#### Objective:
Lines containing the word "зроду" need to be counted. Please reply with how many there are, and nothing else.

#### Supplied material:

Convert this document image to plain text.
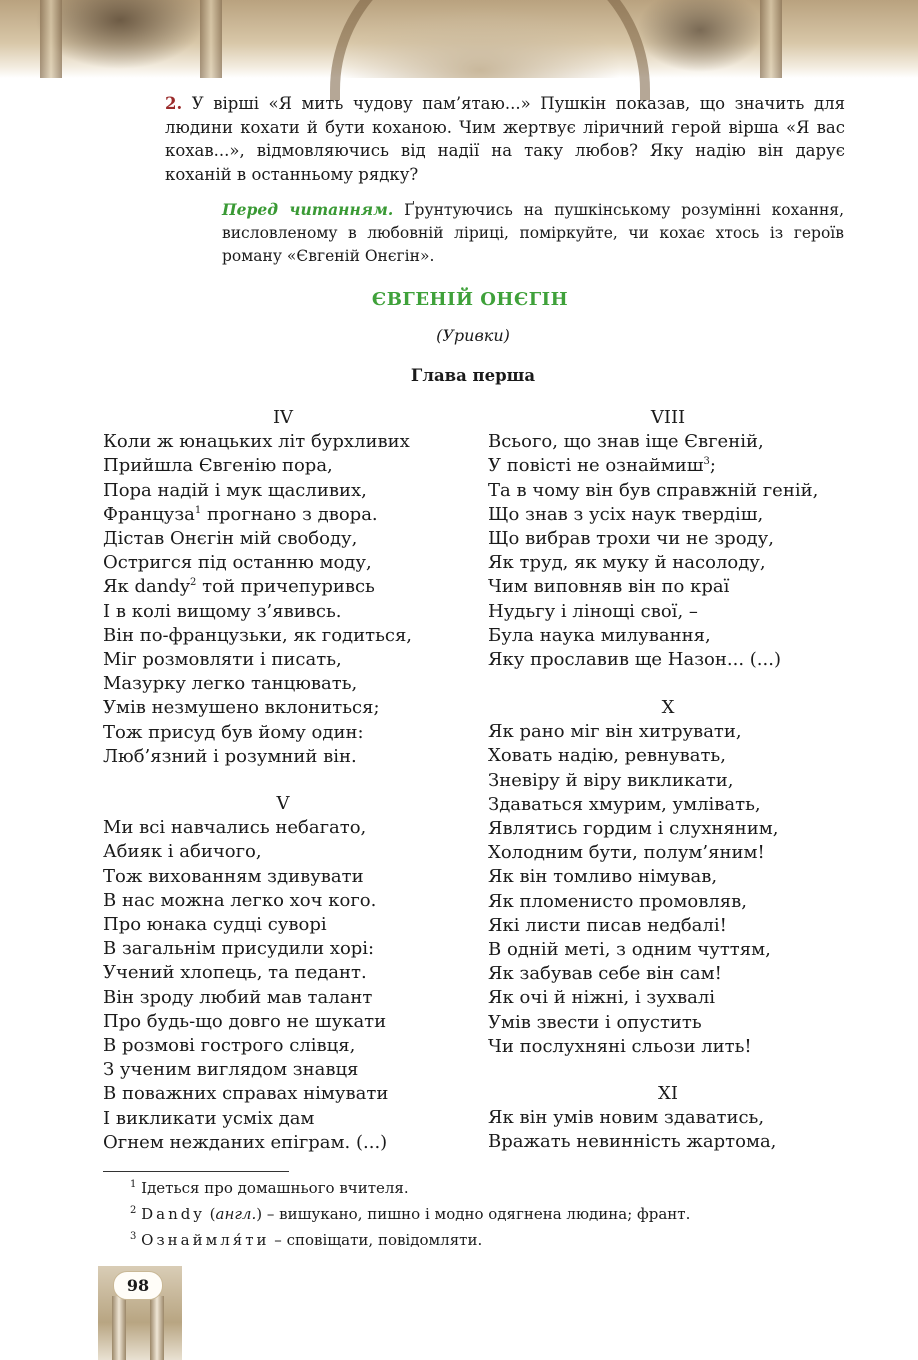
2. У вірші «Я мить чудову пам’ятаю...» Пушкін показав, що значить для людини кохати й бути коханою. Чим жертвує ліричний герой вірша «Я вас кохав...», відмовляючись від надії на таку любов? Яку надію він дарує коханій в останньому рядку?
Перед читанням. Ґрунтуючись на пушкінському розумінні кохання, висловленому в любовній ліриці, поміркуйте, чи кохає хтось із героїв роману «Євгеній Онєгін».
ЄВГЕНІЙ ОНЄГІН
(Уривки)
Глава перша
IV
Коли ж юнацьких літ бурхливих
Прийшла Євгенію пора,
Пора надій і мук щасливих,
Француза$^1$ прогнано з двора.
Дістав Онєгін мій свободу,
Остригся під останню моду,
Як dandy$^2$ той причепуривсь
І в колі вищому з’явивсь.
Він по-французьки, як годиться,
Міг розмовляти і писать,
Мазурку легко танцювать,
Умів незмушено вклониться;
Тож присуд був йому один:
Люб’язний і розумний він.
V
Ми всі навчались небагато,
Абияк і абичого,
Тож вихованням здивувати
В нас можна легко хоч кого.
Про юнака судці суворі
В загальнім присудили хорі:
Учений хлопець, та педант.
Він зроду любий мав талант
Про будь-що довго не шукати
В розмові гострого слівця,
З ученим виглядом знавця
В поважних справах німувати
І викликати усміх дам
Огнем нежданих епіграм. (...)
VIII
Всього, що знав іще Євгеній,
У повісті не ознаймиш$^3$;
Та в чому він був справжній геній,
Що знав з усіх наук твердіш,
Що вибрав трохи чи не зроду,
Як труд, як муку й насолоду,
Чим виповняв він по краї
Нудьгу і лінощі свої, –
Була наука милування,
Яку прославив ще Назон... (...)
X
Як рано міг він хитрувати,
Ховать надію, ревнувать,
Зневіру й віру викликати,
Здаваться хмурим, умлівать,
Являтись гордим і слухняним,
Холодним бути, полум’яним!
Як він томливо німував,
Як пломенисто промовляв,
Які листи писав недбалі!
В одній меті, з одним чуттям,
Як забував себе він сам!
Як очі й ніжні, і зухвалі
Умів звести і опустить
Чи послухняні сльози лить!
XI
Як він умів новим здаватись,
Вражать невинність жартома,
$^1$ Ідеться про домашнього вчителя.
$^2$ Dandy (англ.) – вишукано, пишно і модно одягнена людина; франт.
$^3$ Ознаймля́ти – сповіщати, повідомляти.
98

#### Result below:
2